╭─ Data listing

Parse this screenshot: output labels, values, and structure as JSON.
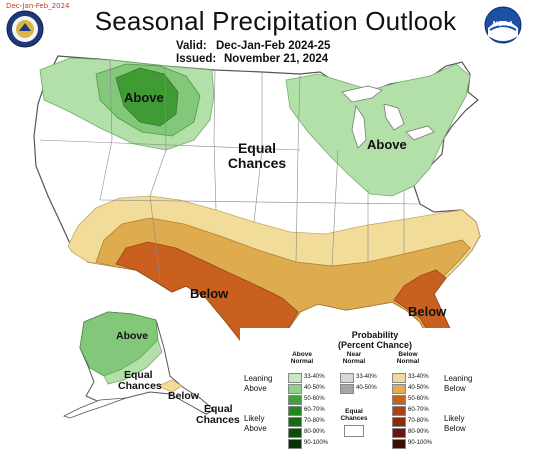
{
  "corner_tag": "Dec-Jan-Feb_2024",
  "title": "Seasonal Precipitation Outlook",
  "valid_label": "Valid:",
  "valid_value": "Dec-Jan-Feb 2024-25",
  "issued_label": "Issued:",
  "issued_value": "November 21, 2024",
  "logos": {
    "left_icon": "doc-seal-icon",
    "right_icon": "noaa-logo-icon",
    "noaa_text": "NOAA"
  },
  "map_labels": {
    "above_nw": "Above",
    "above_ne": "Above",
    "equal_chances": [
      "Equal",
      "Chances"
    ],
    "below_south": "Below",
    "below_se": "Below"
  },
  "alaska_labels": {
    "above": "Above",
    "equal_1": [
      "Equal",
      "Chances"
    ],
    "below": "Below",
    "equal_2": [
      "Equal",
      "Chances"
    ]
  },
  "colors": {
    "above_33_40": "#b3dfa8",
    "above_40_50": "#82c77a",
    "above_50_60": "#3f9c35",
    "below_33_40": "#f2dc9a",
    "below_40_50": "#deab4e",
    "below_50_60": "#c9601f",
    "land": "#ffffff",
    "border": "#666666"
  },
  "legend": {
    "title": [
      "Probability",
      "(Percent Chance)"
    ],
    "col_above": [
      "Above",
      "Normal"
    ],
    "col_near": [
      "Near",
      "Normal"
    ],
    "col_below": [
      "Below",
      "Normal"
    ],
    "leaning_above": [
      "Leaning",
      "Above"
    ],
    "likely_above": [
      "Likely",
      "Above"
    ],
    "leaning_below": [
      "Leaning",
      "Below"
    ],
    "likely_below": [
      "Likely",
      "Below"
    ],
    "equal_chances": [
      "Equal",
      "Chances"
    ],
    "above_swatches": [
      {
        "label": "33-40%",
        "color": "#c8e8c0"
      },
      {
        "label": "40-50%",
        "color": "#8fd08a"
      },
      {
        "label": "50-60%",
        "color": "#3da33a"
      },
      {
        "label": "60-70%",
        "color": "#1e8a1e"
      },
      {
        "label": "70-80%",
        "color": "#136e13"
      },
      {
        "label": "80-90%",
        "color": "#0b4f0b"
      },
      {
        "label": "90-100%",
        "color": "#063206"
      }
    ],
    "near_swatches": [
      {
        "label": "33-40%",
        "color": "#d7d7d7"
      },
      {
        "label": "40-50%",
        "color": "#a6a6a6"
      }
    ],
    "below_swatches": [
      {
        "label": "33-40%",
        "color": "#f1d99a"
      },
      {
        "label": "40-50%",
        "color": "#deac55"
      },
      {
        "label": "50-60%",
        "color": "#c8621f"
      },
      {
        "label": "60-70%",
        "color": "#a8421a"
      },
      {
        "label": "70-80%",
        "color": "#8a2a10"
      },
      {
        "label": "80-90%",
        "color": "#63180a"
      },
      {
        "label": "90-100%",
        "color": "#3e0c05"
      }
    ]
  }
}
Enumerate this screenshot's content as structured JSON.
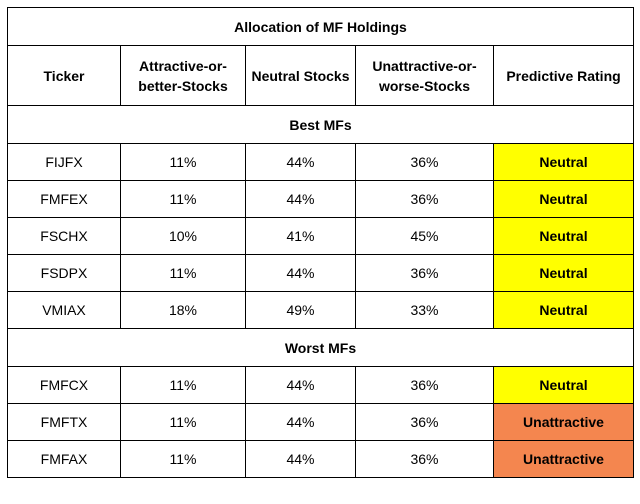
{
  "table": {
    "title": "Allocation of MF Holdings",
    "headers": {
      "ticker": "Ticker",
      "attractive": "Attractive-or-better-Stocks",
      "neutral": "Neutral Stocks",
      "unattractive": "Unattractive-or-worse-Stocks",
      "rating": "Predictive Rating"
    },
    "sections": [
      {
        "label": "Best MFs",
        "rows": [
          {
            "ticker": "FIJFX",
            "attractive": "11%",
            "neutral": "44%",
            "unattractive": "36%",
            "rating": "Neutral",
            "rating_color": "#ffff00"
          },
          {
            "ticker": "FMFEX",
            "attractive": "11%",
            "neutral": "44%",
            "unattractive": "36%",
            "rating": "Neutral",
            "rating_color": "#ffff00"
          },
          {
            "ticker": "FSCHX",
            "attractive": "10%",
            "neutral": "41%",
            "unattractive": "45%",
            "rating": "Neutral",
            "rating_color": "#ffff00"
          },
          {
            "ticker": "FSDPX",
            "attractive": "11%",
            "neutral": "44%",
            "unattractive": "36%",
            "rating": "Neutral",
            "rating_color": "#ffff00"
          },
          {
            "ticker": "VMIAX",
            "attractive": "18%",
            "neutral": "49%",
            "unattractive": "33%",
            "rating": "Neutral",
            "rating_color": "#ffff00"
          }
        ]
      },
      {
        "label": "Worst MFs",
        "rows": [
          {
            "ticker": "FMFCX",
            "attractive": "11%",
            "neutral": "44%",
            "unattractive": "36%",
            "rating": "Neutral",
            "rating_color": "#ffff00"
          },
          {
            "ticker": "FMFTX",
            "attractive": "11%",
            "neutral": "44%",
            "unattractive": "36%",
            "rating": "Unattractive",
            "rating_color": "#f4864f"
          },
          {
            "ticker": "FMFAX",
            "attractive": "11%",
            "neutral": "44%",
            "unattractive": "36%",
            "rating": "Unattractive",
            "rating_color": "#f4864f"
          }
        ]
      }
    ]
  }
}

╰─

• Task directions: In this exercise, set down all of the data exactly, without the pictures.

• Final answer:
Parse this screenshot: output labels, values, and structure as JSON.
{
  "corner_tag": "Dec-Jan-Feb_2024",
  "title": "Seasonal Precipitation Outlook",
  "valid_label": "Valid:",
  "valid_value": "Dec-Jan-Feb 2024-25",
  "issued_label": "Issued:",
  "issued_value": "November 21, 2024",
  "logos": {
    "left_icon": "doc-seal-icon",
    "right_icon": "noaa-logo-icon",
    "noaa_text": "NOAA"
  },
  "map_labels": {
    "above_nw": "Above",
    "above_ne": "Above",
    "equal_chances": [
      "Equal",
      "Chances"
    ],
    "below_south": "Below",
    "below_se": "Below"
  },
  "alaska_labels": {
    "above": "Above",
    "equal_1": [
      "Equal",
      "Chances"
    ],
    "below": "Below",
    "equal_2": [
      "Equal",
      "Chances"
    ]
  },
  "colors": {
    "above_33_40": "#b3dfa8",
    "above_40_50": "#82c77a",
    "above_50_60": "#3f9c35",
    "below_33_40": "#f2dc9a",
    "below_40_50": "#deab4e",
    "below_50_60": "#c9601f",
    "land": "#ffffff",
    "border": "#666666"
  },
  "legend": {
    "title": [
      "Probability",
      "(Percent Chance)"
    ],
    "col_above": [
      "Above",
      "Normal"
    ],
    "col_near": [
      "Near",
      "Normal"
    ],
    "col_below": [
      "Below",
      "Normal"
    ],
    "leaning_above": [
      "Leaning",
      "Above"
    ],
    "likely_above": [
      "Likely",
      "Above"
    ],
    "leaning_below": [
      "Leaning",
      "Below"
    ],
    "likely_below": [
      "Likely",
      "Below"
    ],
    "equal_chances": [
      "Equal",
      "Chances"
    ],
    "above_swatches": [
      {
        "label": "33-40%",
        "color": "#c8e8c0"
      },
      {
        "label": "40-50%",
        "color": "#8fd08a"
      },
      {
        "label": "50-60%",
        "color": "#3da33a"
      },
      {
        "label": "60-70%",
        "color": "#1e8a1e"
      },
      {
        "label": "70-80%",
        "color": "#136e13"
      },
      {
        "label": "80-90%",
        "color": "#0b4f0b"
      },
      {
        "label": "90-100%",
        "color": "#063206"
      }
    ],
    "near_swatches": [
      {
        "label": "33-40%",
        "color": "#d7d7d7"
      },
      {
        "label": "40-50%",
        "color": "#a6a6a6"
      }
    ],
    "below_swatches": [
      {
        "label": "33-40%",
        "color": "#f1d99a"
      },
      {
        "label": "40-50%",
        "color": "#deac55"
      },
      {
        "label": "50-60%",
        "color": "#c8621f"
      },
      {
        "label": "60-70%",
        "color": "#a8421a"
      },
      {
        "label": "70-80%",
        "color": "#8a2a10"
      },
      {
        "label": "80-90%",
        "color": "#63180a"
      },
      {
        "label": "90-100%",
        "color": "#3e0c05"
      }
    ]
  }
}
Enumerate this screenshot's content as structured JSON.
{
  "table": {
    "title": "Allocation of MF Holdings",
    "headers": {
      "ticker": "Ticker",
      "attractive": "Attractive-or-better-Stocks",
      "neutral": "Neutral Stocks",
      "unattractive": "Unattractive-or-worse-Stocks",
      "rating": "Predictive Rating"
    },
    "sections": [
      {
        "label": "Best MFs",
        "rows": [
          {
            "ticker": "FIJFX",
            "attractive": "11%",
            "neutral": "44%",
            "unattractive": "36%",
            "rating": "Neutral",
            "rating_color": "#ffff00"
          },
          {
            "ticker": "FMFEX",
            "attractive": "11%",
            "neutral": "44%",
            "unattractive": "36%",
            "rating": "Neutral",
            "rating_color": "#ffff00"
          },
          {
            "ticker": "FSCHX",
            "attractive": "10%",
            "neutral": "41%",
            "unattractive": "45%",
            "rating": "Neutral",
            "rating_color": "#ffff00"
          },
          {
            "ticker": "FSDPX",
            "attractive": "11%",
            "neutral": "44%",
            "unattractive": "36%",
            "rating": "Neutral",
            "rating_color": "#ffff00"
          },
          {
            "ticker": "VMIAX",
            "attractive": "18%",
            "neutral": "49%",
            "unattractive": "33%",
            "rating": "Neutral",
            "rating_color": "#ffff00"
          }
        ]
      },
      {
        "label": "Worst MFs",
        "rows": [
          {
            "ticker": "FMFCX",
            "attractive": "11%",
            "neutral": "44%",
            "unattractive": "36%",
            "rating": "Neutral",
            "rating_color": "#ffff00"
          },
          {
            "ticker": "FMFTX",
            "attractive": "11%",
            "neutral": "44%",
            "unattractive": "36%",
            "rating": "Unattractive",
            "rating_color": "#f4864f"
          },
          {
            "ticker": "FMFAX",
            "attractive": "11%",
            "neutral": "44%",
            "unattractive": "36%",
            "rating": "Unattractive",
            "rating_color": "#f4864f"
          }
        ]
      }
    ]
  }
}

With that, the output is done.